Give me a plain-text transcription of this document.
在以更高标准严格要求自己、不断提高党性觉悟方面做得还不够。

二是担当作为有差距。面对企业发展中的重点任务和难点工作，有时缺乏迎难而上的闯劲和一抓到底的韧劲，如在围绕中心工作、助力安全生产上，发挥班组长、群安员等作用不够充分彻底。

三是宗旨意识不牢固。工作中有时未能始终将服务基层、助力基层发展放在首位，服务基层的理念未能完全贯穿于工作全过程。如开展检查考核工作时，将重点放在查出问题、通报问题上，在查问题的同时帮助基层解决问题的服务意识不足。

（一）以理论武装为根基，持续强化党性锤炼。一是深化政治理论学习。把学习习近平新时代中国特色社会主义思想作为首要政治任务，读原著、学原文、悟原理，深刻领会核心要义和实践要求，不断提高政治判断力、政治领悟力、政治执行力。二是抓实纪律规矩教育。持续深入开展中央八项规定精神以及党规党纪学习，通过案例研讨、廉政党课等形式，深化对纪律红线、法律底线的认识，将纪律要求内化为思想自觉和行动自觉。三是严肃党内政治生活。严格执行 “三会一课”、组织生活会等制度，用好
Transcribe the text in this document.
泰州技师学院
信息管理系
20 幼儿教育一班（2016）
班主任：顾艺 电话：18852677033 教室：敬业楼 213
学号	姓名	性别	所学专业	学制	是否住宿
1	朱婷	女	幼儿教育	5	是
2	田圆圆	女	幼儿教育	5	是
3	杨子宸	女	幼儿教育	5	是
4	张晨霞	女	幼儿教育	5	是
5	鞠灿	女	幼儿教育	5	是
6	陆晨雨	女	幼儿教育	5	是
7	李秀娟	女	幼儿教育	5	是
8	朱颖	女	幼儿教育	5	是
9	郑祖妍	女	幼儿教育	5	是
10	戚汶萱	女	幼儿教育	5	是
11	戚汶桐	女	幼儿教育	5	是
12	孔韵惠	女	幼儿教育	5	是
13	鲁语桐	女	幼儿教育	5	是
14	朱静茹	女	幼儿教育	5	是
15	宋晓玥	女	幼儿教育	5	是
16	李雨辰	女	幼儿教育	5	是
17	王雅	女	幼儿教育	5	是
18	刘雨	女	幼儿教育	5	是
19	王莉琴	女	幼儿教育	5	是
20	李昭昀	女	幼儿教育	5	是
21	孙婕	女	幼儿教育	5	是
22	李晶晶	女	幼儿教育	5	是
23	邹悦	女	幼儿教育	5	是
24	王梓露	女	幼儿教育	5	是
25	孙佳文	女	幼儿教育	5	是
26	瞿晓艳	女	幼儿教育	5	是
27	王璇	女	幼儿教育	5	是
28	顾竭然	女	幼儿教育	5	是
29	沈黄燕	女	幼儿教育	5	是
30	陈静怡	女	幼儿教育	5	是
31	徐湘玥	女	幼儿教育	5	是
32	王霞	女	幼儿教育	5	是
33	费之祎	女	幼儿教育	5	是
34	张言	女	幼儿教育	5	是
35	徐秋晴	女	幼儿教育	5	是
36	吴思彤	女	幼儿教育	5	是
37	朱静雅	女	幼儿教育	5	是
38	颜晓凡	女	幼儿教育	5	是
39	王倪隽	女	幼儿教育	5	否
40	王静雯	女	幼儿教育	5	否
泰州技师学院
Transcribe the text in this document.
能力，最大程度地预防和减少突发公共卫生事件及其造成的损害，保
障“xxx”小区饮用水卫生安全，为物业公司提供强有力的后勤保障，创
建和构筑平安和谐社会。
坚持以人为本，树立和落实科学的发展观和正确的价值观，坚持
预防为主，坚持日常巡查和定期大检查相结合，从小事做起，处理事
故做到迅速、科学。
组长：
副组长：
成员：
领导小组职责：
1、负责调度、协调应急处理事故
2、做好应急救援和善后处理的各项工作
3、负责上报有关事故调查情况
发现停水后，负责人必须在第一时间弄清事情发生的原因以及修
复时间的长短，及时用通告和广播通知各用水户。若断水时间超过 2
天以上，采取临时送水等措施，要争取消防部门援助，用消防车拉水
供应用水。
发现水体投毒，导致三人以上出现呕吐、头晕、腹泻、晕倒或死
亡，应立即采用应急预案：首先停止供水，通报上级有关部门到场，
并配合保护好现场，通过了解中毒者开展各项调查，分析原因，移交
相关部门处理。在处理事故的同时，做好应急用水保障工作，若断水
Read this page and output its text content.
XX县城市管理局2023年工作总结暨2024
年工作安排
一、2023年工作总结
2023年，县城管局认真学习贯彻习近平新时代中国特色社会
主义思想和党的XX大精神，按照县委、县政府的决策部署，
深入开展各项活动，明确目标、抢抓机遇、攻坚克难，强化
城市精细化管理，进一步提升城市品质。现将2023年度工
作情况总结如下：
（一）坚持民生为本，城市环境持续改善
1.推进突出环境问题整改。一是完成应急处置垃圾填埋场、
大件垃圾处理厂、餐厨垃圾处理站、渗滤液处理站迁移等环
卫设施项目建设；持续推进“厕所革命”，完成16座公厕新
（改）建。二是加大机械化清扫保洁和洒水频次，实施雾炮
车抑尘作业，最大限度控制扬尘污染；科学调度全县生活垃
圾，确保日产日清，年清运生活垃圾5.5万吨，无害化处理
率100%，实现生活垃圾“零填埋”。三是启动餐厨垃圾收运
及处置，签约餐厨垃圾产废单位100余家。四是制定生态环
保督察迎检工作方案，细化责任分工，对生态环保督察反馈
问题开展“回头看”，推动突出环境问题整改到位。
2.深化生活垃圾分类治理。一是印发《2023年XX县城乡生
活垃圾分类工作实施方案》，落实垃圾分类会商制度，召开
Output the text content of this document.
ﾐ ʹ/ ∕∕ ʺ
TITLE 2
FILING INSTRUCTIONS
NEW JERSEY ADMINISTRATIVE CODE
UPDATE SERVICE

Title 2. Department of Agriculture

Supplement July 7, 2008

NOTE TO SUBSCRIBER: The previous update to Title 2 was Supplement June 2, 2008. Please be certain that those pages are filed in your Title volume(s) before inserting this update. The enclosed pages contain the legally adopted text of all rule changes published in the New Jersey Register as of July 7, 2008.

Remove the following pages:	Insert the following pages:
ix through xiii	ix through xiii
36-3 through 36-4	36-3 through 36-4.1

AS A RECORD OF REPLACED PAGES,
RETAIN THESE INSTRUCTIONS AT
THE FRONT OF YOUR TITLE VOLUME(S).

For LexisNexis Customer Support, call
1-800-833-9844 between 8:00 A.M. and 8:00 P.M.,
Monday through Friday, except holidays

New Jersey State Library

_ _ _ _

Written instruction: Retype the records that precede this task, keeping them exactly the same.

Worked solution:
Give me a plain-text transcription of this document.
在以更高标准严格要求自己、不断提高党性觉悟方面做得还不够。

二是担当作为有差距。面对企业发展中的重点任务和难点工作，有时缺乏迎难而上的闯劲和一抓到底的韧劲，如在围绕中心工作、助力安全生产上，发挥班组长、群安员等作用不够充分彻底。

三是宗旨意识不牢固。工作中有时未能始终将服务基层、助力基层发展放在首位，服务基层的理念未能完全贯穿于工作全过程。如开展检查考核工作时，将重点放在查出问题、通报问题上，在查问题的同时帮助基层解决问题的服务意识不足。

（一）以理论武装为根基，持续强化党性锤炼。一是深化政治理论学习。把学习习近平新时代中国特色社会主义思想作为首要政治任务，读原著、学原文、悟原理，深刻领会核心要义和实践要求，不断提高政治判断力、政治领悟力、政治执行力。二是抓实纪律规矩教育。持续深入开展中央八项规定精神以及党规党纪学习，通过案例研讨、廉政党课等形式，深化对纪律红线、法律底线的认识，将纪律要求内化为思想自觉和行动自觉。三是严肃党内政治生活。严格执行 “三会一课”、组织生活会等制度，用好
Transcribe the text in this document.
泰州技师学院
信息管理系
20 幼儿教育一班（2016）
班主任：顾艺 电话：18852677033 教室：敬业楼 213
学号	姓名	性别	所学专业	学制	是否住宿
1	朱婷	女	幼儿教育	5	是
2	田圆圆	女	幼儿教育	5	是
3	杨子宸	女	幼儿教育	5	是
4	张晨霞	女	幼儿教育	5	是
5	鞠灿	女	幼儿教育	5	是
6	陆晨雨	女	幼儿教育	5	是
7	李秀娟	女	幼儿教育	5	是
8	朱颖	女	幼儿教育	5	是
9	郑祖妍	女	幼儿教育	5	是
10	戚汶萱	女	幼儿教育	5	是
11	戚汶桐	女	幼儿教育	5	是
12	孔韵惠	女	幼儿教育	5	是
13	鲁语桐	女	幼儿教育	5	是
14	朱静茹	女	幼儿教育	5	是
15	宋晓玥	女	幼儿教育	5	是
16	李雨辰	女	幼儿教育	5	是
17	王雅	女	幼儿教育	5	是
18	刘雨	女	幼儿教育	5	是
19	王莉琴	女	幼儿教育	5	是
20	李昭昀	女	幼儿教育	5	是
21	孙婕	女	幼儿教育	5	是
22	李晶晶	女	幼儿教育	5	是
23	邹悦	女	幼儿教育	5	是
24	王梓露	女	幼儿教育	5	是
25	孙佳文	女	幼儿教育	5	是
26	瞿晓艳	女	幼儿教育	5	是
27	王璇	女	幼儿教育	5	是
28	顾竭然	女	幼儿教育	5	是
29	沈黄燕	女	幼儿教育	5	是
30	陈静怡	女	幼儿教育	5	是
31	徐湘玥	女	幼儿教育	5	是
32	王霞	女	幼儿教育	5	是
33	费之祎	女	幼儿教育	5	是
34	张言	女	幼儿教育	5	是
35	徐秋晴	女	幼儿教育	5	是
36	吴思彤	女	幼儿教育	5	是
37	朱静雅	女	幼儿教育	5	是
38	颜晓凡	女	幼儿教育	5	是
39	王倪隽	女	幼儿教育	5	否
40	王静雯	女	幼儿教育	5	否
泰州技师学院
Transcribe the text in this document.
能力，最大程度地预防和减少突发公共卫生事件及其造成的损害，保
障“xxx”小区饮用水卫生安全，为物业公司提供强有力的后勤保障，创
建和构筑平安和谐社会。
坚持以人为本，树立和落实科学的发展观和正确的价值观，坚持
预防为主，坚持日常巡查和定期大检查相结合，从小事做起，处理事
故做到迅速、科学。
组长：
副组长：
成员：
领导小组职责：
1、负责调度、协调应急处理事故
2、做好应急救援和善后处理的各项工作
3、负责上报有关事故调查情况
发现停水后，负责人必须在第一时间弄清事情发生的原因以及修
复时间的长短，及时用通告和广播通知各用水户。若断水时间超过 2
天以上，采取临时送水等措施，要争取消防部门援助，用消防车拉水
供应用水。
发现水体投毒，导致三人以上出现呕吐、头晕、腹泻、晕倒或死
亡，应立即采用应急预案：首先停止供水，通报上级有关部门到场，
并配合保护好现场，通过了解中毒者开展各项调查，分析原因，移交
相关部门处理。在处理事故的同时，做好应急用水保障工作，若断水
Read this page and output its text content.
XX县城市管理局2023年工作总结暨2024
年工作安排
一、2023年工作总结
2023年，县城管局认真学习贯彻习近平新时代中国特色社会
主义思想和党的XX大精神，按照县委、县政府的决策部署，
深入开展各项活动，明确目标、抢抓机遇、攻坚克难，强化
城市精细化管理，进一步提升城市品质。现将2023年度工
作情况总结如下：
（一）坚持民生为本，城市环境持续改善
1.推进突出环境问题整改。一是完成应急处置垃圾填埋场、
大件垃圾处理厂、餐厨垃圾处理站、渗滤液处理站迁移等环
卫设施项目建设；持续推进“厕所革命”，完成16座公厕新
（改）建。二是加大机械化清扫保洁和洒水频次，实施雾炮
车抑尘作业，最大限度控制扬尘污染；科学调度全县生活垃
圾，确保日产日清，年清运生活垃圾5.5万吨，无害化处理
率100%，实现生活垃圾“零填埋”。三是启动餐厨垃圾收运
及处置，签约餐厨垃圾产废单位100余家。四是制定生态环
保督察迎检工作方案，细化责任分工，对生态环保督察反馈
问题开展“回头看”，推动突出环境问题整改到位。
2.深化生活垃圾分类治理。一是印发《2023年XX县城乡生
活垃圾分类工作实施方案》，落实垃圾分类会商制度，召开
Output the text content of this document.
ﾐ ʹ/ ∕∕ ʺ
TITLE 2
FILING INSTRUCTIONS
NEW JERSEY ADMINISTRATIVE CODE
UPDATE SERVICE

Title 2. Department of Agriculture

Supplement July 7, 2008

NOTE TO SUBSCRIBER: The previous update to Title 2 was Supplement June 2, 2008. Please be certain that those pages are filed in your Title volume(s) before inserting this update. The enclosed pages contain the legally adopted text of all rule changes published in the New Jersey Register as of July 7, 2008.

Remove the following pages:	Insert the following pages:
ix through xiii	ix through xiii
36-3 through 36-4	36-3 through 36-4.1

AS A RECORD OF REPLACED PAGES,
RETAIN THESE INSTRUCTIONS AT
THE FRONT OF YOUR TITLE VOLUME(S).

For LexisNexis Customer Support, call
1-800-833-9844 between 8:00 A.M. and 8:00 P.M.,
Monday through Friday, except holidays

New Jersey State Library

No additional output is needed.